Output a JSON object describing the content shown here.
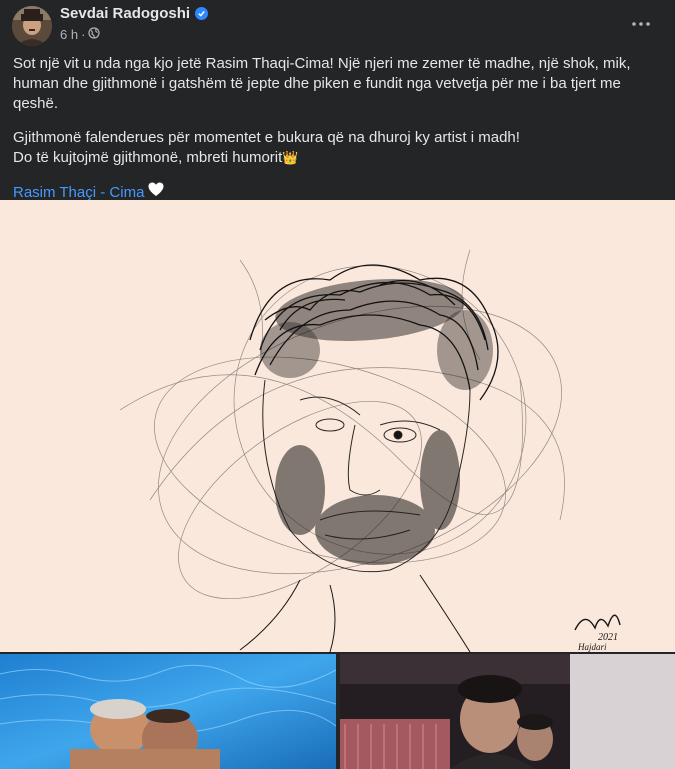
{
  "post": {
    "author": "Sevdai Radogoshi",
    "time": "6 h",
    "time_separator": "·",
    "icons": {
      "verified": "verified-badge-icon",
      "privacy": "globe-icon",
      "more": "more-options-icon"
    }
  },
  "body": {
    "paragraph1": "Sot një vit u nda nga kjo jetë Rasim Thaqi-Cima! Një njeri me zemer të madhe, një shok, mik, human dhe gjithmonë i gatshëm të jepte dhe piken e fundit nga vetvetja për me i ba tjert me qeshë.",
    "line2": "Gjithmonë falenderues për momentet e bukura që na dhuroj ky artist i madh!",
    "line3": "Do të kujtojmë gjithmonë, mbreti humorit",
    "tag": "Rasim Thaçi - Cima",
    "emoji_crown": "👑",
    "emoji_heart": "🤍"
  },
  "artwork": {
    "signature": "2021",
    "signature_name": "Hajdari"
  },
  "colors": {
    "background": "#242526",
    "text": "#e4e6eb",
    "secondary": "#b0b3b8",
    "link": "#4599ff",
    "verified": "#2d88ff",
    "artwork_bg": "#fbe8dc"
  }
}
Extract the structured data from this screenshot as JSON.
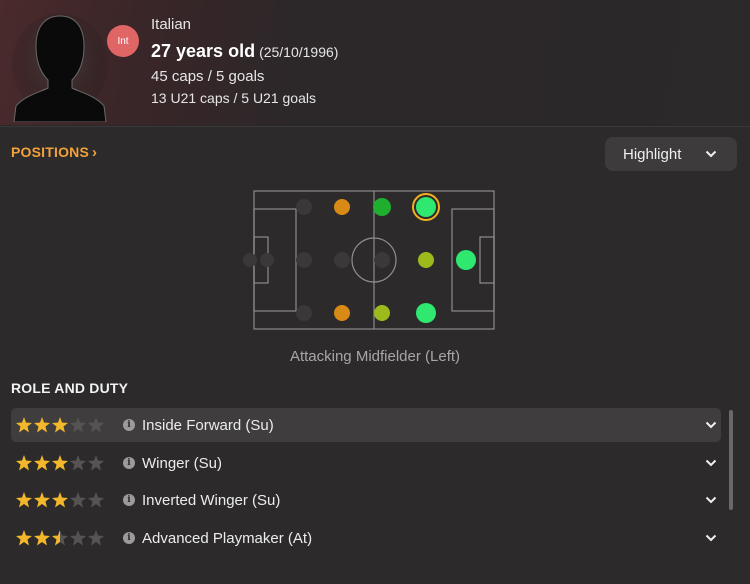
{
  "player": {
    "nationality": "Italian",
    "badge": "Int",
    "age": "27 years old",
    "dob": "(25/10/1996)",
    "caps": "45 caps / 5 goals",
    "u21": "13 U21 caps / 5 U21 goals"
  },
  "positions": {
    "title": "POSITIONS",
    "chevron": "›",
    "highlight_label": "Highlight",
    "selected_caption": "Attacking Midfielder (Left)",
    "legend_colors": {
      "natural": "#2ee870",
      "accomplished": "#1fae2e",
      "competent": "#9cba1c",
      "unconvincing": "#d98a16",
      "ineffectual": "#3a3839",
      "selected_ring": "#f2b01e"
    }
  },
  "role_and_duty": {
    "title": "ROLE AND DUTY",
    "roles": [
      {
        "label": "Inside Forward (Su)",
        "stars": 3,
        "selected": true
      },
      {
        "label": "Winger (Su)",
        "stars": 3,
        "selected": false
      },
      {
        "label": "Inverted Winger (Su)",
        "stars": 3,
        "selected": false
      },
      {
        "label": "Advanced Playmaker (At)",
        "stars": 2.5,
        "selected": false
      }
    ]
  }
}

> [DESCRIPTION OF THE TASK] Print each of the records above exactly as written, leaving no picture in the copy.

> [THE RESPONSE]
Output a JSON object describing the content shown here.
{
  "post": {
    "author": "Sevdai Radogoshi",
    "time": "6 h",
    "time_separator": "·",
    "icons": {
      "verified": "verified-badge-icon",
      "privacy": "globe-icon",
      "more": "more-options-icon"
    }
  },
  "body": {
    "paragraph1": "Sot një vit u nda nga kjo jetë Rasim Thaqi-Cima! Një njeri me zemer të madhe, një shok, mik, human dhe gjithmonë i gatshëm të jepte dhe piken e fundit nga vetvetja për me i ba tjert me qeshë.",
    "line2": "Gjithmonë falenderues për momentet e bukura që na dhuroj ky artist i madh!",
    "line3": "Do të kujtojmë gjithmonë, mbreti humorit",
    "tag": "Rasim Thaçi - Cima",
    "emoji_crown": "👑",
    "emoji_heart": "🤍"
  },
  "artwork": {
    "signature": "2021",
    "signature_name": "Hajdari"
  },
  "colors": {
    "background": "#242526",
    "text": "#e4e6eb",
    "secondary": "#b0b3b8",
    "link": "#4599ff",
    "verified": "#2d88ff",
    "artwork_bg": "#fbe8dc"
  }
}
Extract the structured data from this screenshot as JSON.
{
  "player": {
    "nationality": "Italian",
    "badge": "Int",
    "age": "27 years old",
    "dob": "(25/10/1996)",
    "caps": "45 caps / 5 goals",
    "u21": "13 U21 caps / 5 U21 goals"
  },
  "positions": {
    "title": "POSITIONS",
    "chevron": "›",
    "highlight_label": "Highlight",
    "selected_caption": "Attacking Midfielder (Left)",
    "legend_colors": {
      "natural": "#2ee870",
      "accomplished": "#1fae2e",
      "competent": "#9cba1c",
      "unconvincing": "#d98a16",
      "ineffectual": "#3a3839",
      "selected_ring": "#f2b01e"
    }
  },
  "role_and_duty": {
    "title": "ROLE AND DUTY",
    "roles": [
      {
        "label": "Inside Forward (Su)",
        "stars": 3,
        "selected": true
      },
      {
        "label": "Winger (Su)",
        "stars": 3,
        "selected": false
      },
      {
        "label": "Inverted Winger (Su)",
        "stars": 3,
        "selected": false
      },
      {
        "label": "Advanced Playmaker (At)",
        "stars": 2.5,
        "selected": false
      }
    ]
  }
}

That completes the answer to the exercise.